» What the task asks: Copy all lines that contain the word "image".

» Supplied records:
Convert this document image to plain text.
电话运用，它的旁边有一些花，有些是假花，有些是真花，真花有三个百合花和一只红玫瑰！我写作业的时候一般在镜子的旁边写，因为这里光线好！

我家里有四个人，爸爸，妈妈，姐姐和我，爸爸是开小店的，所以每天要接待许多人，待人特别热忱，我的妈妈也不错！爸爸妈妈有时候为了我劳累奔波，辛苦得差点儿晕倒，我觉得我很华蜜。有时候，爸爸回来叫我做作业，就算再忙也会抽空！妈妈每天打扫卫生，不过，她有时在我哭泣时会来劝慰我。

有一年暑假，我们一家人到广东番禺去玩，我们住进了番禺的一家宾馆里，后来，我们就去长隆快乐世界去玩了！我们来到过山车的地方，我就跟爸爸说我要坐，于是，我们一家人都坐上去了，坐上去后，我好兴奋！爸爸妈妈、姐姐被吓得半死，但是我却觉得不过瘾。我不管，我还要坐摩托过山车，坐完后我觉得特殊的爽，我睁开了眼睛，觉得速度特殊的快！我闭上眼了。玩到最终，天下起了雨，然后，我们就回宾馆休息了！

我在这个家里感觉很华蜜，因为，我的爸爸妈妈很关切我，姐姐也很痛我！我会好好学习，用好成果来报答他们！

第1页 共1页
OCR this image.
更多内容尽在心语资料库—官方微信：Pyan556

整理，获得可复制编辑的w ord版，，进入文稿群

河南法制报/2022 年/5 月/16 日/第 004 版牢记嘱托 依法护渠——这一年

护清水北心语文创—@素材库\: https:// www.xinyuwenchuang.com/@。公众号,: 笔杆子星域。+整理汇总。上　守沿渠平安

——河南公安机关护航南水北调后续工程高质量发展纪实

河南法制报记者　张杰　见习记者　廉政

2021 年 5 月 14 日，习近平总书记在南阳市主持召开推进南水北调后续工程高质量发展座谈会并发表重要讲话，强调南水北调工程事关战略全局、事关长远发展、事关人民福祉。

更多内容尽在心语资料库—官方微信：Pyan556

» Finished answer:
Convert this document image to plain text.
OCR this image.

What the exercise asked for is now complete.